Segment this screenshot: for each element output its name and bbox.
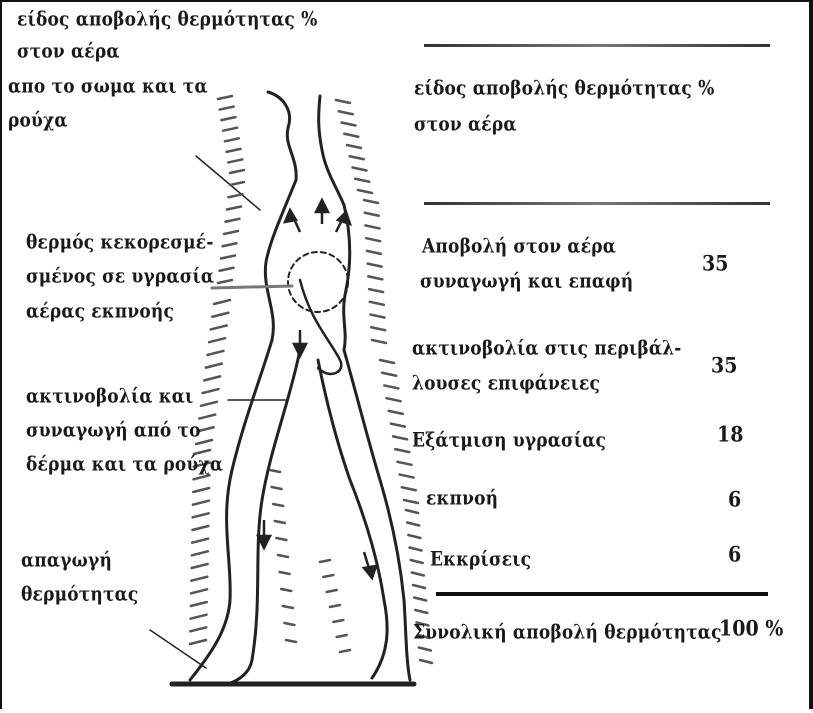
row-secretions-label: Εκκρίσεις	[430, 545, 531, 576]
row-exhalation-value: 6	[728, 487, 741, 512]
table-header-line1: είδος αποβολής θερμότητας %	[414, 74, 714, 105]
row-evaporation-label: Εξάτμιση υγρασίας	[412, 426, 606, 457]
row-convection-label-line1: Αποβολή στον αέρα	[422, 232, 616, 263]
row-radiation-label-line2: λουσες επιφάνειες	[412, 369, 600, 400]
row-evaporation-value: 18	[717, 422, 743, 447]
total-value: 100 %	[719, 616, 783, 641]
row-convection-value: 35	[702, 251, 728, 276]
total-label: Συνολική αποβολή θερμότητας	[413, 618, 722, 649]
table-header-rule	[424, 202, 770, 205]
row-radiation-value: 35	[711, 353, 737, 378]
row-radiation-label-line1: ακτινοβολία στις περιβάλ-	[412, 334, 682, 365]
row-convection-label-line2: συναγωγή και επαφή	[420, 267, 633, 298]
row-exhalation-label: εκπνοή	[426, 484, 498, 515]
table-header-line2: στον αέρα	[414, 110, 517, 141]
table-total-rule	[436, 592, 768, 596]
table-top-rule	[424, 44, 770, 47]
row-secretions-value: 6	[728, 542, 741, 567]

JOB
Could you repeat every line above character for character, omitting the picture?

REPLY
Segment this screenshot: for each element output its name and bbox.
row-secretions-label: Εκκρίσεις	[430, 545, 531, 576]
row-exhalation-value: 6	[728, 487, 741, 512]
table-header-line1: είδος αποβολής θερμότητας %	[414, 74, 714, 105]
row-evaporation-label: Εξάτμιση υγρασίας	[412, 426, 606, 457]
row-convection-label-line1: Αποβολή στον αέρα	[422, 232, 616, 263]
row-radiation-label-line2: λουσες επιφάνειες	[412, 369, 600, 400]
row-evaporation-value: 18	[717, 422, 743, 447]
total-value: 100 %	[719, 616, 783, 641]
row-convection-value: 35	[702, 251, 728, 276]
total-label: Συνολική αποβολή θερμότητας	[413, 618, 722, 649]
table-header-rule	[424, 202, 770, 205]
row-radiation-value: 35	[711, 353, 737, 378]
row-radiation-label-line1: ακτινοβολία στις περιβάλ-	[412, 334, 682, 365]
row-convection-label-line2: συναγωγή και επαφή	[420, 267, 633, 298]
row-exhalation-label: εκπνοή	[426, 484, 498, 515]
table-header-line2: στον αέρα	[414, 110, 517, 141]
table-total-rule	[436, 592, 768, 596]
table-top-rule	[424, 44, 770, 47]
row-secretions-value: 6	[728, 542, 741, 567]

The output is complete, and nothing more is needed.